> _INSTRUCTIONS FOR THE TASK_
Only lines with the word "category" are needed; collect each of them from the listing below.

> _WORKING DATA_
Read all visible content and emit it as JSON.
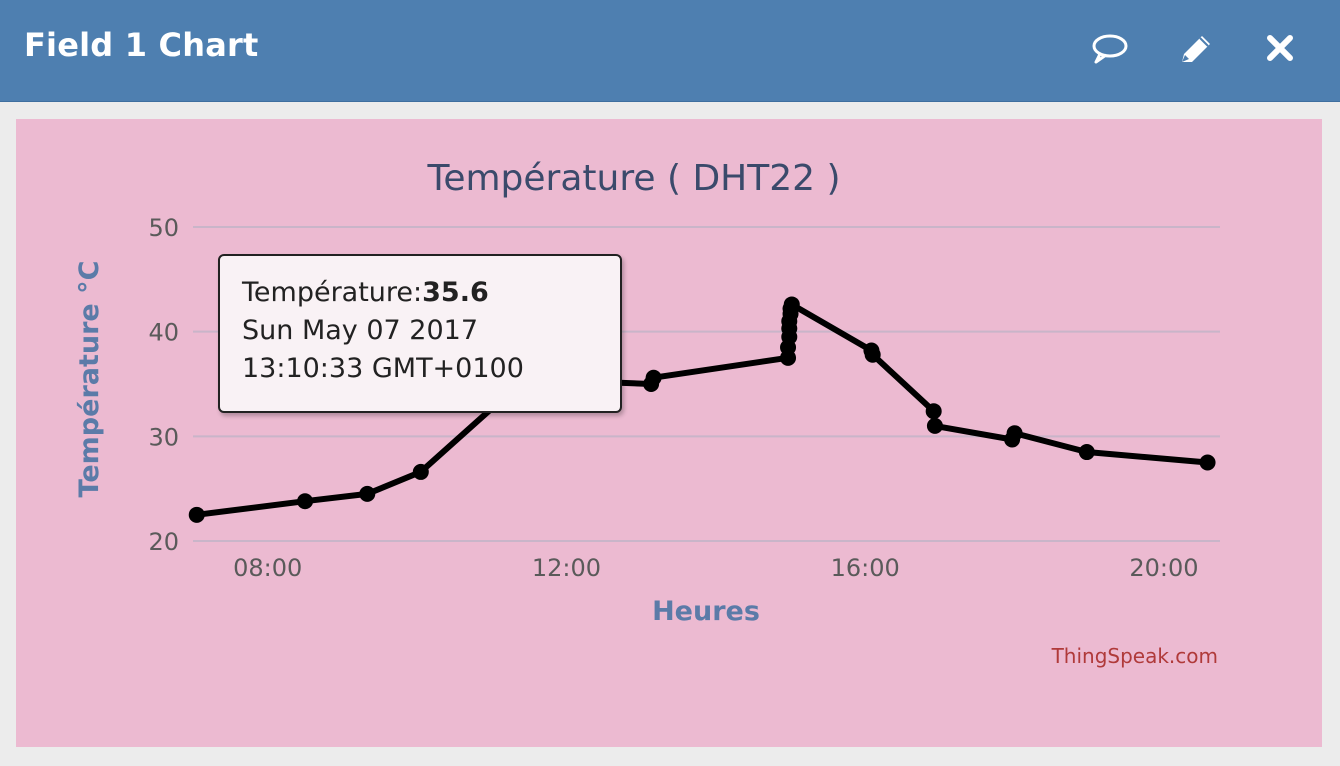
{
  "header": {
    "title": "Field 1 Chart",
    "icons": [
      "comment-icon",
      "pencil-icon",
      "close-icon"
    ]
  },
  "colors": {
    "header_bg": "#4e7fb0",
    "panel_bg": "#ecbad1",
    "line": "#000000",
    "axis_label": "#5b7ba8",
    "credit": "#b03a3a"
  },
  "chart_data": {
    "type": "line",
    "title": "Température ( DHT22 )",
    "xlabel": "Heures",
    "ylabel": "Température °C",
    "xlim": [
      "07:00",
      "20:45"
    ],
    "ylim": [
      20,
      50
    ],
    "x_ticks": [
      "08:00",
      "12:00",
      "16:00",
      "20:00"
    ],
    "y_ticks": [
      20,
      30,
      40,
      50
    ],
    "grid": true,
    "legend": "none",
    "series": [
      {
        "values_x": [
          "07:03",
          "08:30",
          "09:20",
          "10:03",
          "11:20",
          "12:00",
          "12:02",
          "13:08",
          "13:10",
          "14:58",
          "14:58",
          "14:59",
          "14:59",
          "14:59",
          "15:00",
          "15:00",
          "15:01",
          "16:05",
          "16:06",
          "16:55",
          "16:56",
          "17:58",
          "18:00",
          "18:58",
          "20:35"
        ],
        "values_y": [
          22.5,
          23.8,
          24.5,
          26.6,
          34.8,
          33.8,
          35.3,
          35.0,
          35.6,
          37.5,
          38.5,
          39.5,
          40.3,
          41.0,
          41.7,
          42.2,
          42.6,
          38.2,
          37.8,
          32.4,
          31.0,
          29.7,
          30.3,
          28.5,
          27.5
        ]
      }
    ],
    "tooltip": {
      "label": "Température:",
      "value": "35.6",
      "date": "Sun May 07 2017",
      "time": "13:10:33 GMT+0100"
    },
    "credit": "ThingSpeak.com"
  }
}
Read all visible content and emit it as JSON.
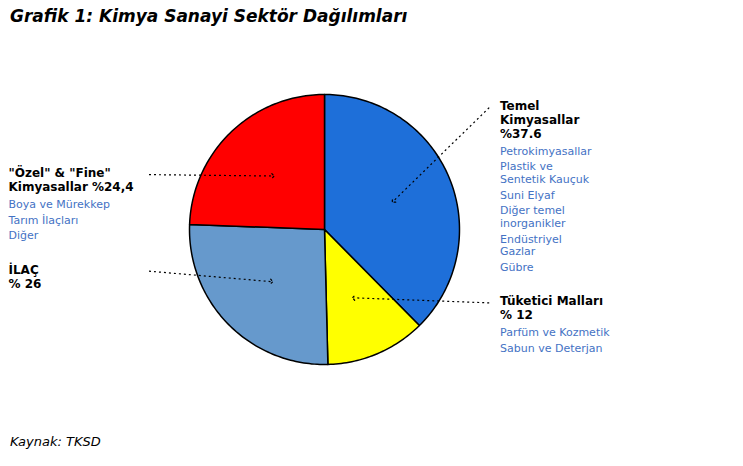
{
  "chart_data": {
    "type": "pie",
    "title": "Grafik 1: Kimya Sanayi Sektör Dağılımları",
    "caption": "Kaynak: TKSD",
    "categories": [
      "Temel\nKimyasallar\n%37.6",
      "Tüketici Malları\n% 12",
      "İLAÇ\n% 26",
      "\"Özel\" & \"Fine\"\nKimyasallar %24,4"
    ],
    "values": [
      37.6,
      12,
      26,
      24.4
    ],
    "colors": [
      "#1E6FD9",
      "#FFFF00",
      "#6699CC",
      "#FF0000"
    ],
    "annotations": [
      {
        "category": "Temel\nKimyasallar\n%37.6",
        "color": "#4472C4",
        "texts": [
          "Petrokimyasallar",
          "Plastik ve\nSentetik Kauçuk",
          "Suni Elyaf",
          "Diğer temel\ninorganikler",
          "Endüstriyel\nGazlar",
          "Gübre"
        ]
      },
      {
        "category": "Tüketici Malları\n% 12",
        "color": "#4472C4",
        "texts": [
          "Parfüm ve Kozmetik",
          "Sabun ve Deterjan"
        ]
      },
      {
        "category": "\"Özel\" & \"Fine\"\nKimyasallar %24,4",
        "color": "#4472C4",
        "texts": [
          "Boya ve Mürekkep",
          "Tarım İlaçları",
          "Diğer"
        ]
      }
    ]
  }
}
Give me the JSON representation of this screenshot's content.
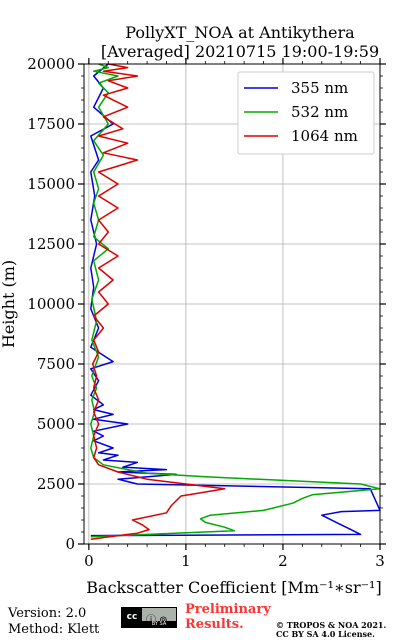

> _WRITTEN RESPONSE_
        "category": "Temel\nKimyasallar\n%37.6",
        "category": "Tüketici Malları\n% 12",
        "category": "\"Özel\" & \"Fine\"\nKimyasallar %24,4",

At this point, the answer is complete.